## [What is asked]
Filter the data below for the string "Registry" and copy each matching line.

[Data extracted from a collection]
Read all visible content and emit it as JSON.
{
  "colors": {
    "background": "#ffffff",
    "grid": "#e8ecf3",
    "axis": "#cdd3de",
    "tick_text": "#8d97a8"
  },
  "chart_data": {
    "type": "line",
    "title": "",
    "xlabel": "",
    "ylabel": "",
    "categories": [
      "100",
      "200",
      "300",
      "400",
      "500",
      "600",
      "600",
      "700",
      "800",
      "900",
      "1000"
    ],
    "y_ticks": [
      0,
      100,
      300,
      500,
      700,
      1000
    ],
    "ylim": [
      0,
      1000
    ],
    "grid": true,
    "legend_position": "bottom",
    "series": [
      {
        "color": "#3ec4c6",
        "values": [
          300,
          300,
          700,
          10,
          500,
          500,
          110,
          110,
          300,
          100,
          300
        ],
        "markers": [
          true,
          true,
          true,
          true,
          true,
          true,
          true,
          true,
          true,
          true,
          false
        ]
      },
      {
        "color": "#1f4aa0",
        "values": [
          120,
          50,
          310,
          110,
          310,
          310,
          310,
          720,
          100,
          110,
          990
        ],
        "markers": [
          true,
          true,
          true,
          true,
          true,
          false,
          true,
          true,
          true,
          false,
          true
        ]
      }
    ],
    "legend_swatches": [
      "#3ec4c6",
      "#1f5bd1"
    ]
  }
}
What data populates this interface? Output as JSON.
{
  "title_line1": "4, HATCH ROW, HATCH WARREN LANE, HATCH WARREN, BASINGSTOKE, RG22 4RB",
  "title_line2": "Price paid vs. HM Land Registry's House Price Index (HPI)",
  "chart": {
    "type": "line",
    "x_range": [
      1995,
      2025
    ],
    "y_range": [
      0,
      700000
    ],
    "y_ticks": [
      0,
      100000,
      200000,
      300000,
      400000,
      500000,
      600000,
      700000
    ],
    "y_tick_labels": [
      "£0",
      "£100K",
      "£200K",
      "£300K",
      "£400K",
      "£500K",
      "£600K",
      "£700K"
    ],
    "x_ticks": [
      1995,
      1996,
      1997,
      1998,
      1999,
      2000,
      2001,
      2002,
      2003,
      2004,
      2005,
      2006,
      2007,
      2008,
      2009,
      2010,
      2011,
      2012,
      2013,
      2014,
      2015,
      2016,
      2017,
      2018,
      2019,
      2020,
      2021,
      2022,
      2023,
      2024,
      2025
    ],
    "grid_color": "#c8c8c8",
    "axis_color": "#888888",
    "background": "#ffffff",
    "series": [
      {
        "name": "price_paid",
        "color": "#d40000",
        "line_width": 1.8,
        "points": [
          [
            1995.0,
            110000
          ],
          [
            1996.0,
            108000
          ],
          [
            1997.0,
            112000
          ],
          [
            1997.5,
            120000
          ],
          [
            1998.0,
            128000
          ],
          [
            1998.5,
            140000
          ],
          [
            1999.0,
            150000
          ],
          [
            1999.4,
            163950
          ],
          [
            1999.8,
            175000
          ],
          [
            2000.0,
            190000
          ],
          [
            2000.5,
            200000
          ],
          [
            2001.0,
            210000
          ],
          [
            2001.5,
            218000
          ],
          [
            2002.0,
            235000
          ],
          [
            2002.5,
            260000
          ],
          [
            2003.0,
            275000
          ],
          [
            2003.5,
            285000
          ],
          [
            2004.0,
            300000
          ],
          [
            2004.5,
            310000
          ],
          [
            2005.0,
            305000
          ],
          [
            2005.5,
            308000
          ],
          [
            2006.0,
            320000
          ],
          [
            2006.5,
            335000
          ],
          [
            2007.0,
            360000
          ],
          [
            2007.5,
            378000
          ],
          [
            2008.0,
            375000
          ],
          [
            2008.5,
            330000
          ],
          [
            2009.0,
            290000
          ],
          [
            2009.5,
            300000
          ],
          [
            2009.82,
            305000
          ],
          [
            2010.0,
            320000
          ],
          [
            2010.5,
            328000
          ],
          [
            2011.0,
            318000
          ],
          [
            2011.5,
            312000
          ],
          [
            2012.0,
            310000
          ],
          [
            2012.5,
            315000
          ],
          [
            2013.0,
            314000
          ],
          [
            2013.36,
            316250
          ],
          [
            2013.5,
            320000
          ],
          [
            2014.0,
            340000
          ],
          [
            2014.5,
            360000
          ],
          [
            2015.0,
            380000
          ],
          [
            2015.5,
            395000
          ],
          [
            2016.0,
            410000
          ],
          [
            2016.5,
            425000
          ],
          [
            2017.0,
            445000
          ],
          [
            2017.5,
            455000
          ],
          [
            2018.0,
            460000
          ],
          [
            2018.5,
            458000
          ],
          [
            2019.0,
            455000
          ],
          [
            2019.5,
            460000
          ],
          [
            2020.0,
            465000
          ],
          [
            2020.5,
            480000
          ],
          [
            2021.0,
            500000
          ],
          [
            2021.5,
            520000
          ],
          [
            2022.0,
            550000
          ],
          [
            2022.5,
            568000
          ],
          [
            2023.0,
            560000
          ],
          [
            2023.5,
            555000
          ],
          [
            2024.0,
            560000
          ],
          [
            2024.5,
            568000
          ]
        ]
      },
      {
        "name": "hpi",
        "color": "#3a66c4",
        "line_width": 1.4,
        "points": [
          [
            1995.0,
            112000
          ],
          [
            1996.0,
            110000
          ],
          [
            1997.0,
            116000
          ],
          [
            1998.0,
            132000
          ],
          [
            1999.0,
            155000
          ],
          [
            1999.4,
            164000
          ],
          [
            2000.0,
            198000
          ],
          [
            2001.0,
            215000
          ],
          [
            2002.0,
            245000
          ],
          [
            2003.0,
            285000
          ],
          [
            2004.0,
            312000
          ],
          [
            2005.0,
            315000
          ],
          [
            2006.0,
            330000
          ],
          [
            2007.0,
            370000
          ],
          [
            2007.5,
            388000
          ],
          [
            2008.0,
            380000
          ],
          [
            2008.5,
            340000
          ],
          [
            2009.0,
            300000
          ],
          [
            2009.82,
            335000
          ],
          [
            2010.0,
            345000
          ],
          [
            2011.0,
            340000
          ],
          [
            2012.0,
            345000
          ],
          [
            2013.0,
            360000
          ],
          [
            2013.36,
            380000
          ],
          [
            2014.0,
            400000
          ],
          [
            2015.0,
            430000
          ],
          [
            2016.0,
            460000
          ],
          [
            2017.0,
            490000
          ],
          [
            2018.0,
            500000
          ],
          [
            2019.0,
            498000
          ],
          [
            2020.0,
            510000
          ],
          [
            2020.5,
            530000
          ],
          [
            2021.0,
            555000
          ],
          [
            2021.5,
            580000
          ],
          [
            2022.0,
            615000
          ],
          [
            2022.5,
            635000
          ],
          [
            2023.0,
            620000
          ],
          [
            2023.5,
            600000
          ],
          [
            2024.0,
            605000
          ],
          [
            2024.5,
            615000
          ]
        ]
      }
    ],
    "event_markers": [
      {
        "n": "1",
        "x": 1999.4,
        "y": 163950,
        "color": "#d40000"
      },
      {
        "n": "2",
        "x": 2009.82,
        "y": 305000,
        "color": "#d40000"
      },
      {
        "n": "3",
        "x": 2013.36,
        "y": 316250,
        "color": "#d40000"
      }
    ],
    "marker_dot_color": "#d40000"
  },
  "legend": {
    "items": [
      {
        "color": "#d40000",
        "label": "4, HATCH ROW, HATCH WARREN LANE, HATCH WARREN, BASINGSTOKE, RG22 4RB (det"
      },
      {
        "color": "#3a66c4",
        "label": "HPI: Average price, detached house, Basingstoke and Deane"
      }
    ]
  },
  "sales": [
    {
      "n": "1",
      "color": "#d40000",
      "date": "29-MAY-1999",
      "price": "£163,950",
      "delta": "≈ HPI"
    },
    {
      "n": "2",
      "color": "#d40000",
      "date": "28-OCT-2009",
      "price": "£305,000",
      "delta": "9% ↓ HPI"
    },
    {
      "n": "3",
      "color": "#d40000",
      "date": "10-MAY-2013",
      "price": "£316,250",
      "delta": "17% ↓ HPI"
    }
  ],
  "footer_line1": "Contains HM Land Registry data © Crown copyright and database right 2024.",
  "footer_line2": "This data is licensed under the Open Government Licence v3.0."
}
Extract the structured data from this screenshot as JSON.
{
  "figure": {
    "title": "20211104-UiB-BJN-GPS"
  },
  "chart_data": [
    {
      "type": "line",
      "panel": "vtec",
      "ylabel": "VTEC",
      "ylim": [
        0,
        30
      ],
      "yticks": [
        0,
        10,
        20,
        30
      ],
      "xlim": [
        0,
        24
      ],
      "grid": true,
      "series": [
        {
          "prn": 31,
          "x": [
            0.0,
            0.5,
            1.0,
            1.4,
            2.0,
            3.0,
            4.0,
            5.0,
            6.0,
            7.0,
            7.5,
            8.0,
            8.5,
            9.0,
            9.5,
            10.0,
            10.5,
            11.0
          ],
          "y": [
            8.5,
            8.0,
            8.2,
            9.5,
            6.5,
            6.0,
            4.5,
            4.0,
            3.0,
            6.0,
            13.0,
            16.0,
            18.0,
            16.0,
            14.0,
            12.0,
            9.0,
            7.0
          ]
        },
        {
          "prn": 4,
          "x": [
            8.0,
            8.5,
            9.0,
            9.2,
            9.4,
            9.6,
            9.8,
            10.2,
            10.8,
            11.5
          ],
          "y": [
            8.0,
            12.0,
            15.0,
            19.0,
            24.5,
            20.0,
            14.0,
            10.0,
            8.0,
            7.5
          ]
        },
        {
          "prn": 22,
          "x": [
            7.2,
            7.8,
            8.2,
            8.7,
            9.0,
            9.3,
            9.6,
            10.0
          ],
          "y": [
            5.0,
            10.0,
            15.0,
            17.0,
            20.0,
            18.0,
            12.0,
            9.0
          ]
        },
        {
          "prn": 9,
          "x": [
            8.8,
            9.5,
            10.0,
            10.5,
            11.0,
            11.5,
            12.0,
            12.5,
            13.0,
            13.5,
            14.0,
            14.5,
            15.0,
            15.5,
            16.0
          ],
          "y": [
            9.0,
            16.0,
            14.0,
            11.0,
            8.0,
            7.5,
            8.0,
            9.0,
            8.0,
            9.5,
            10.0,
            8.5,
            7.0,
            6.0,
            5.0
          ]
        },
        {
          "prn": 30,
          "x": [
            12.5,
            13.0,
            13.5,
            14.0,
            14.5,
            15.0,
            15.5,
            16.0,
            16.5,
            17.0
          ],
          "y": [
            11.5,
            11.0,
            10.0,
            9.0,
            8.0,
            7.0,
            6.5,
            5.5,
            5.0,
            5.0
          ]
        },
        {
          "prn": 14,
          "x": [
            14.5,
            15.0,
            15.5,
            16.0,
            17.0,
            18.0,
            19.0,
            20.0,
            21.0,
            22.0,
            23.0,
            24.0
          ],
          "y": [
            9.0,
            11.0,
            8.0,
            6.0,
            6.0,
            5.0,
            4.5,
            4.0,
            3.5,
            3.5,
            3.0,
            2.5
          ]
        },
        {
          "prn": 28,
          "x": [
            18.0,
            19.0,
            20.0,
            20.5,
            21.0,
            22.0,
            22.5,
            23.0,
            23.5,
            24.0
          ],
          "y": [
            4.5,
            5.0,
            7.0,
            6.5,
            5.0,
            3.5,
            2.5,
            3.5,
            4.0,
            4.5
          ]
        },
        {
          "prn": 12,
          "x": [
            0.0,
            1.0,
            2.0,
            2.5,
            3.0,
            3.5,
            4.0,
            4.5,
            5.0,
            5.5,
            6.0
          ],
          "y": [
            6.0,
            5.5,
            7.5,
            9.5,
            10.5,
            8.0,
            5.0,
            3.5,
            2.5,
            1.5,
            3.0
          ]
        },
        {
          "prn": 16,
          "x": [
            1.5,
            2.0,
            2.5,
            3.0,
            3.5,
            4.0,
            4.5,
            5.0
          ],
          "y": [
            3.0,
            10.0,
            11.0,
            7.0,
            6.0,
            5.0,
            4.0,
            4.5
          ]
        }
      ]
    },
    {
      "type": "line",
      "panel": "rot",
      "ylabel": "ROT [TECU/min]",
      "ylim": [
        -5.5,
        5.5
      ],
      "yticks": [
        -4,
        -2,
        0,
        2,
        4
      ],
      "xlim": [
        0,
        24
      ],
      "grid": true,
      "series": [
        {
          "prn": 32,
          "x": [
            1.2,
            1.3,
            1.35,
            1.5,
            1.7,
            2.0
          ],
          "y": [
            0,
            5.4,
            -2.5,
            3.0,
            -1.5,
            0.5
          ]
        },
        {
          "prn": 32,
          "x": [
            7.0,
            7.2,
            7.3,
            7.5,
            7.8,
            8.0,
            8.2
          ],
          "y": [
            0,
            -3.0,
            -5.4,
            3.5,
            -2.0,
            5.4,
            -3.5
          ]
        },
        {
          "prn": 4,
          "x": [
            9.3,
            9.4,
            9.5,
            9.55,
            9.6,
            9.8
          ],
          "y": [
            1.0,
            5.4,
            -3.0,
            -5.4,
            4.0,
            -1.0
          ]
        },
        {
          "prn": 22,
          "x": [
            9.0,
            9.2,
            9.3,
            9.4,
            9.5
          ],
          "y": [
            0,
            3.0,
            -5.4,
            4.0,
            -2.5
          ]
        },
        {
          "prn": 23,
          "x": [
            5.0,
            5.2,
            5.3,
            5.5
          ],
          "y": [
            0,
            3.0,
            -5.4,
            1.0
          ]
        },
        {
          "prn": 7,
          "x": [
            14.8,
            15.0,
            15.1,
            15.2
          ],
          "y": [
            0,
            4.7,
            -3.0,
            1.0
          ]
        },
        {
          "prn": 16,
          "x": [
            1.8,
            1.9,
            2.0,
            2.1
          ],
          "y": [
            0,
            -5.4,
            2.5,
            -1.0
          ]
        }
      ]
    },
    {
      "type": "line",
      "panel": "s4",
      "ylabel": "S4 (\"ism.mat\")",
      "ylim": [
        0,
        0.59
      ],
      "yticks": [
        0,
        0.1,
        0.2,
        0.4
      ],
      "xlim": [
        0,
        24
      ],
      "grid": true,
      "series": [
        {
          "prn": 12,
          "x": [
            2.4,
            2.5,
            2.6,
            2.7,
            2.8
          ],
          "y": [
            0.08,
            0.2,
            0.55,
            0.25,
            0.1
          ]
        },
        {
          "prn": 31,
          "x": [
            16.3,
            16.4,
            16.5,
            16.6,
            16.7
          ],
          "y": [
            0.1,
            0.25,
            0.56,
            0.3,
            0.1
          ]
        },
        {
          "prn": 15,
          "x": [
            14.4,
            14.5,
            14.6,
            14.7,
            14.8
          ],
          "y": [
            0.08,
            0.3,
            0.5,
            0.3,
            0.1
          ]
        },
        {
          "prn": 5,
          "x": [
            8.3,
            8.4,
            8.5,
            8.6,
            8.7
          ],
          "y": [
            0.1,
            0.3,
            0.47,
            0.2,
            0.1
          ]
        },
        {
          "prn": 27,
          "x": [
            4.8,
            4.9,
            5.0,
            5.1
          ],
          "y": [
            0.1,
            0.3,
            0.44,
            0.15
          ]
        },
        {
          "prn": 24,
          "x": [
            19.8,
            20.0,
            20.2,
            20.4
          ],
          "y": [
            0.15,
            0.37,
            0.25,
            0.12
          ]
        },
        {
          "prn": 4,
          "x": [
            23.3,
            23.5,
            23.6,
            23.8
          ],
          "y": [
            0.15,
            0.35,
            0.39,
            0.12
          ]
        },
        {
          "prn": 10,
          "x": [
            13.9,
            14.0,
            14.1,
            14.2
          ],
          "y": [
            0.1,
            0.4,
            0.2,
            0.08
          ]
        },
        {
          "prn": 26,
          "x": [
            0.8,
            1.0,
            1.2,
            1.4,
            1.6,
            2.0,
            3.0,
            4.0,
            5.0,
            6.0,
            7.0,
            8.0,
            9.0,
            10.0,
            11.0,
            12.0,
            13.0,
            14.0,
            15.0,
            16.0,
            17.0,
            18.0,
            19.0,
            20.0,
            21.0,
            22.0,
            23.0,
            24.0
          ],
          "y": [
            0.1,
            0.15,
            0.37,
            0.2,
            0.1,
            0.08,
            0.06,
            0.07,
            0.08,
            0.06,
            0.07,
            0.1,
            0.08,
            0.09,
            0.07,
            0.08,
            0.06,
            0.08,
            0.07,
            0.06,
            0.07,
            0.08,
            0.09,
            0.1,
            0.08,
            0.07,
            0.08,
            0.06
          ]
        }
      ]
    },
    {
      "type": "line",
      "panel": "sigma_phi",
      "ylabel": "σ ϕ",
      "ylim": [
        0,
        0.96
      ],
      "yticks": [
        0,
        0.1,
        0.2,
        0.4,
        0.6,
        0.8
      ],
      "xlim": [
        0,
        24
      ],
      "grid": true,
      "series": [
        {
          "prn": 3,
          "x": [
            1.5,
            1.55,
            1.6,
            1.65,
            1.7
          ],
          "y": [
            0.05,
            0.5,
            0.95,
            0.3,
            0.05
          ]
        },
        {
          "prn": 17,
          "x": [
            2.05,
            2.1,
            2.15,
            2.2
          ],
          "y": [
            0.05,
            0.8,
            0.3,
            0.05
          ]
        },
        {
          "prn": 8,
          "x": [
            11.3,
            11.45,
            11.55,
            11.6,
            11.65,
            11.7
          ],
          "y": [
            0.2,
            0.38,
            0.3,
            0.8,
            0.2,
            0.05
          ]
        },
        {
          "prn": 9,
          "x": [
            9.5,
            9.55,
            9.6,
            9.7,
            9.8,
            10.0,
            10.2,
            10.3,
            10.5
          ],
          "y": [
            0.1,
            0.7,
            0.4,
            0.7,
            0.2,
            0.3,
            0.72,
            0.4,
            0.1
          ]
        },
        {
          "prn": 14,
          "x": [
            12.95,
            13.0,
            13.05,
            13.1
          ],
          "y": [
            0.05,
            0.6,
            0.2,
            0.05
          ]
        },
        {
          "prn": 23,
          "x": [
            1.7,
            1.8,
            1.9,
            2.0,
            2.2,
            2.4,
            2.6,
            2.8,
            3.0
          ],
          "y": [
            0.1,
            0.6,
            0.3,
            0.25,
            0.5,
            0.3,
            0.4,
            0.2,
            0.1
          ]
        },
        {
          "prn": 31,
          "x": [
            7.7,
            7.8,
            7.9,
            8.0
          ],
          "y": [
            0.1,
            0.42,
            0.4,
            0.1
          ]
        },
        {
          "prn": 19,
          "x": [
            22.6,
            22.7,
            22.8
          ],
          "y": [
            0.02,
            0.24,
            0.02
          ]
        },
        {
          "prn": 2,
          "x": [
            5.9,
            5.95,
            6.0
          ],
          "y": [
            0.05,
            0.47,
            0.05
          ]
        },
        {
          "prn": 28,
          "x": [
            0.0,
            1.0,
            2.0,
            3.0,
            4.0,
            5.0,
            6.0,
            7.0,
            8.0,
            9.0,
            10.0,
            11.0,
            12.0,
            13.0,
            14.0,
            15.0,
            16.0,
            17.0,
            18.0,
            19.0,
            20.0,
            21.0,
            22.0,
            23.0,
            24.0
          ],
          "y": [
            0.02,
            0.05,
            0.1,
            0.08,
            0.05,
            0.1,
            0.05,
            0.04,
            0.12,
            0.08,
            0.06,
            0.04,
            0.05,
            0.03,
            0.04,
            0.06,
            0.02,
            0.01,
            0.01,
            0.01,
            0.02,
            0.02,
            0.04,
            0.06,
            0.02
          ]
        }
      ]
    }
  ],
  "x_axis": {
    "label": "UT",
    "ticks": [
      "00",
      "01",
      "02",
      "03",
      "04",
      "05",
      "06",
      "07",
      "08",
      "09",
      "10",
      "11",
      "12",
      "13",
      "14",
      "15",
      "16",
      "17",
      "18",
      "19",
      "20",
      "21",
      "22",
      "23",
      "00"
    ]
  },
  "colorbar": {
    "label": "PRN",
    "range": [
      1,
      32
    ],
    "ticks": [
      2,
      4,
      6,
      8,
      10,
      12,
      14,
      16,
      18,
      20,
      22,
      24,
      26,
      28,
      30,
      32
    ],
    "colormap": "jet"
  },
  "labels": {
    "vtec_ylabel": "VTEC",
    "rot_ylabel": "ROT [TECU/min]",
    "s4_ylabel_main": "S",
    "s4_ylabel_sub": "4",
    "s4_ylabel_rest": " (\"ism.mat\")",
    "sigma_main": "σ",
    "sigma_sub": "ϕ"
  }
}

## [Answer to this problem]
  "title_line2": "Price paid vs. HM Land Registry's House Price Index (HPI)",
  "footer_line1": "Contains HM Land Registry data © Crown copyright and database right 2024.",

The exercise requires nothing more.